Stored entries
══════

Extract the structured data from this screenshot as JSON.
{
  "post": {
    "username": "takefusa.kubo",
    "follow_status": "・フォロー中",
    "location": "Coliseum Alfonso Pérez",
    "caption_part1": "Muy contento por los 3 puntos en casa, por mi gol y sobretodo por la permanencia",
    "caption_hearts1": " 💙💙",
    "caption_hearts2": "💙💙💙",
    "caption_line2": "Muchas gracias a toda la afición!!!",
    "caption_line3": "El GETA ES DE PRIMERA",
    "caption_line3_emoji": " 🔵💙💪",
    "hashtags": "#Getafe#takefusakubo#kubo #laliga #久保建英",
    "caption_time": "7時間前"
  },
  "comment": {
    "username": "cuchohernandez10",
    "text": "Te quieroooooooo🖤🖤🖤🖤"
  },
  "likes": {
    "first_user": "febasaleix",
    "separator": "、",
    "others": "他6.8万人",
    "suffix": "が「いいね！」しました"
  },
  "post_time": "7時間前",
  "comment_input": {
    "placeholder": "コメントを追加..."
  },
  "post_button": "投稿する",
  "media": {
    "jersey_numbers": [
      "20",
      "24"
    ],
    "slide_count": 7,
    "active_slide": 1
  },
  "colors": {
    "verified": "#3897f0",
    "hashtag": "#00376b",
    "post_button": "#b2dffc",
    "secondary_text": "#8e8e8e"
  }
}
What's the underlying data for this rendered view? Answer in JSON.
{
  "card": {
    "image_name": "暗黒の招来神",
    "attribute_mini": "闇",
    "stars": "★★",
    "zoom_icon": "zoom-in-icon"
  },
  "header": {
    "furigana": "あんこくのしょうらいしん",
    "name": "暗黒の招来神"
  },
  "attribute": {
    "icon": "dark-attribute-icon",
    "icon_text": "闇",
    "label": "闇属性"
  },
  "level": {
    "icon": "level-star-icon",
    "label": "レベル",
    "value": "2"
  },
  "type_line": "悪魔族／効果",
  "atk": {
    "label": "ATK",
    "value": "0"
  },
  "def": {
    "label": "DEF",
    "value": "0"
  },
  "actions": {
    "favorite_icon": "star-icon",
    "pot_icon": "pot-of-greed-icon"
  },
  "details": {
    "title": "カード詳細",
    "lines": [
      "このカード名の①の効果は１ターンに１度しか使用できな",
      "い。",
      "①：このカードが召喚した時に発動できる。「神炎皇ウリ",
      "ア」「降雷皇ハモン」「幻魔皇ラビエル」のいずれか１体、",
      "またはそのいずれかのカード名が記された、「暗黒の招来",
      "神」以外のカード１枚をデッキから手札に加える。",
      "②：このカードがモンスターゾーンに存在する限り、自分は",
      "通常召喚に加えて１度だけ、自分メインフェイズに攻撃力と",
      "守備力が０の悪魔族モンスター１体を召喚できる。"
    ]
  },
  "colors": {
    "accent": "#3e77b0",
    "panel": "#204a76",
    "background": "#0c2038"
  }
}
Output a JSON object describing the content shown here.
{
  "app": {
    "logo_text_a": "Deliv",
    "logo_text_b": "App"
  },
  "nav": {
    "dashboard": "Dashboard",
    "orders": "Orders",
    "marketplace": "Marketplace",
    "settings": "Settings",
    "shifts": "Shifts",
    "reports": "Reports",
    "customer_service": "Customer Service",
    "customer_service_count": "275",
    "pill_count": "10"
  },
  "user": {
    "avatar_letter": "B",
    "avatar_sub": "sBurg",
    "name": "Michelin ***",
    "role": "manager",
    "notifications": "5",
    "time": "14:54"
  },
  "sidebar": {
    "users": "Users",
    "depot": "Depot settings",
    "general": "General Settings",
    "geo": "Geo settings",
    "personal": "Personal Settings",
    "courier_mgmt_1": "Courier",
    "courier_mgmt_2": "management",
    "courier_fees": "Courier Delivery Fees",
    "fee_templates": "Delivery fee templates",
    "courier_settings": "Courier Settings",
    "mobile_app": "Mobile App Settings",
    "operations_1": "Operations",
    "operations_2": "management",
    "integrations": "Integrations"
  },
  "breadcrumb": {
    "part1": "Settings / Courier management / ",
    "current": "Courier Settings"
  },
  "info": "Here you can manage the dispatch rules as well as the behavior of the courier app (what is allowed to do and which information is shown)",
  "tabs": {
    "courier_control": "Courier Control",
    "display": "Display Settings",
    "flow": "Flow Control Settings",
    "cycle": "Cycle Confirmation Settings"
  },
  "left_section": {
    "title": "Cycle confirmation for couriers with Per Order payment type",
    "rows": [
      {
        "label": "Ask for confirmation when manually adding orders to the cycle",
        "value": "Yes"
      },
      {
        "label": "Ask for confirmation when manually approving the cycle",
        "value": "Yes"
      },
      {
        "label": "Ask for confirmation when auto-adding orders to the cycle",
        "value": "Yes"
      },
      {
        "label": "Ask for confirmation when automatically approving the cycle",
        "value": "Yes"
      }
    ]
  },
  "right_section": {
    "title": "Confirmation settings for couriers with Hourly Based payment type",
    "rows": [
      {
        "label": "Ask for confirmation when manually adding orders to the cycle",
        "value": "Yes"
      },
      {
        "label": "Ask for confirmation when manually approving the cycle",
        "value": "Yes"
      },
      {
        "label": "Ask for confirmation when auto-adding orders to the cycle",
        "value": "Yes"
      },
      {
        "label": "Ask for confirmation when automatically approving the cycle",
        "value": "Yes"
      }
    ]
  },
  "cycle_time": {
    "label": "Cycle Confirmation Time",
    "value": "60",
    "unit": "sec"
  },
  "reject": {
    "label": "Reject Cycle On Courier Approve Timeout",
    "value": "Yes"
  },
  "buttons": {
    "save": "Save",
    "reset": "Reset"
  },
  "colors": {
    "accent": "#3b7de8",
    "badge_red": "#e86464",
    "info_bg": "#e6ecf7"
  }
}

══════

§ **PROBLEM REQUIREMENTS**
Print every entry exactly as written.

§ **FINAL RESULT**
Extract the structured data from this screenshot as JSON.
{
  "post": {
    "username": "takefusa.kubo",
    "follow_status": "・フォロー中",
    "location": "Coliseum Alfonso Pérez",
    "caption_part1": "Muy contento por los 3 puntos en casa, por mi gol y sobretodo por la permanencia",
    "caption_hearts1": " 💙💙",
    "caption_hearts2": "💙💙💙",
    "caption_line2": "Muchas gracias a toda la afición!!!",
    "caption_line3": "El GETA ES DE PRIMERA",
    "caption_line3_emoji": " 🔵💙💪",
    "hashtags": "#Getafe#takefusakubo#kubo #laliga #久保建英",
    "caption_time": "7時間前"
  },
  "comment": {
    "username": "cuchohernandez10",
    "text": "Te quieroooooooo🖤🖤🖤🖤"
  },
  "likes": {
    "first_user": "febasaleix",
    "separator": "、",
    "others": "他6.8万人",
    "suffix": "が「いいね！」しました"
  },
  "post_time": "7時間前",
  "comment_input": {
    "placeholder": "コメントを追加..."
  },
  "post_button": "投稿する",
  "media": {
    "jersey_numbers": [
      "20",
      "24"
    ],
    "slide_count": 7,
    "active_slide": 1
  },
  "colors": {
    "verified": "#3897f0",
    "hashtag": "#00376b",
    "post_button": "#b2dffc",
    "secondary_text": "#8e8e8e"
  }
}
What's the underlying data for this rendered view? Answer in JSON.
{
  "card": {
    "image_name": "暗黒の招来神",
    "attribute_mini": "闇",
    "stars": "★★",
    "zoom_icon": "zoom-in-icon"
  },
  "header": {
    "furigana": "あんこくのしょうらいしん",
    "name": "暗黒の招来神"
  },
  "attribute": {
    "icon": "dark-attribute-icon",
    "icon_text": "闇",
    "label": "闇属性"
  },
  "level": {
    "icon": "level-star-icon",
    "label": "レベル",
    "value": "2"
  },
  "type_line": "悪魔族／効果",
  "atk": {
    "label": "ATK",
    "value": "0"
  },
  "def": {
    "label": "DEF",
    "value": "0"
  },
  "actions": {
    "favorite_icon": "star-icon",
    "pot_icon": "pot-of-greed-icon"
  },
  "details": {
    "title": "カード詳細",
    "lines": [
      "このカード名の①の効果は１ターンに１度しか使用できな",
      "い。",
      "①：このカードが召喚した時に発動できる。「神炎皇ウリ",
      "ア」「降雷皇ハモン」「幻魔皇ラビエル」のいずれか１体、",
      "またはそのいずれかのカード名が記された、「暗黒の招来",
      "神」以外のカード１枚をデッキから手札に加える。",
      "②：このカードがモンスターゾーンに存在する限り、自分は",
      "通常召喚に加えて１度だけ、自分メインフェイズに攻撃力と",
      "守備力が０の悪魔族モンスター１体を召喚できる。"
    ]
  },
  "colors": {
    "accent": "#3e77b0",
    "panel": "#204a76",
    "background": "#0c2038"
  }
}
Output a JSON object describing the content shown here.
{
  "app": {
    "logo_text_a": "Deliv",
    "logo_text_b": "App"
  },
  "nav": {
    "dashboard": "Dashboard",
    "orders": "Orders",
    "marketplace": "Marketplace",
    "settings": "Settings",
    "shifts": "Shifts",
    "reports": "Reports",
    "customer_service": "Customer Service",
    "customer_service_count": "275",
    "pill_count": "10"
  },
  "user": {
    "avatar_letter": "B",
    "avatar_sub": "sBurg",
    "name": "Michelin ***",
    "role": "manager",
    "notifications": "5",
    "time": "14:54"
  },
  "sidebar": {
    "users": "Users",
    "depot": "Depot settings",
    "general": "General Settings",
    "geo": "Geo settings",
    "personal": "Personal Settings",
    "courier_mgmt_1": "Courier",
    "courier_mgmt_2": "management",
    "courier_fees": "Courier Delivery Fees",
    "fee_templates": "Delivery fee templates",
    "courier_settings": "Courier Settings",
    "mobile_app": "Mobile App Settings",
    "operations_1": "Operations",
    "operations_2": "management",
    "integrations": "Integrations"
  },
  "breadcrumb": {
    "part1": "Settings / Courier management / ",
    "current": "Courier Settings"
  },
  "info": "Here you can manage the dispatch rules as well as the behavior of the courier app (what is allowed to do and which information is shown)",
  "tabs": {
    "courier_control": "Courier Control",
    "display": "Display Settings",
    "flow": "Flow Control Settings",
    "cycle": "Cycle Confirmation Settings"
  },
  "left_section": {
    "title": "Cycle confirmation for couriers with Per Order payment type",
    "rows": [
      {
        "label": "Ask for confirmation when manually adding orders to the cycle",
        "value": "Yes"
      },
      {
        "label": "Ask for confirmation when manually approving the cycle",
        "value": "Yes"
      },
      {
        "label": "Ask for confirmation when auto-adding orders to the cycle",
        "value": "Yes"
      },
      {
        "label": "Ask for confirmation when automatically approving the cycle",
        "value": "Yes"
      }
    ]
  },
  "right_section": {
    "title": "Confirmation settings for couriers with Hourly Based payment type",
    "rows": [
      {
        "label": "Ask for confirmation when manually adding orders to the cycle",
        "value": "Yes"
      },
      {
        "label": "Ask for confirmation when manually approving the cycle",
        "value": "Yes"
      },
      {
        "label": "Ask for confirmation when auto-adding orders to the cycle",
        "value": "Yes"
      },
      {
        "label": "Ask for confirmation when automatically approving the cycle",
        "value": "Yes"
      }
    ]
  },
  "cycle_time": {
    "label": "Cycle Confirmation Time",
    "value": "60",
    "unit": "sec"
  },
  "reject": {
    "label": "Reject Cycle On Courier Approve Timeout",
    "value": "Yes"
  },
  "buttons": {
    "save": "Save",
    "reset": "Reset"
  },
  "colors": {
    "accent": "#3b7de8",
    "badge_red": "#e86464",
    "info_bg": "#e6ecf7"
  }
}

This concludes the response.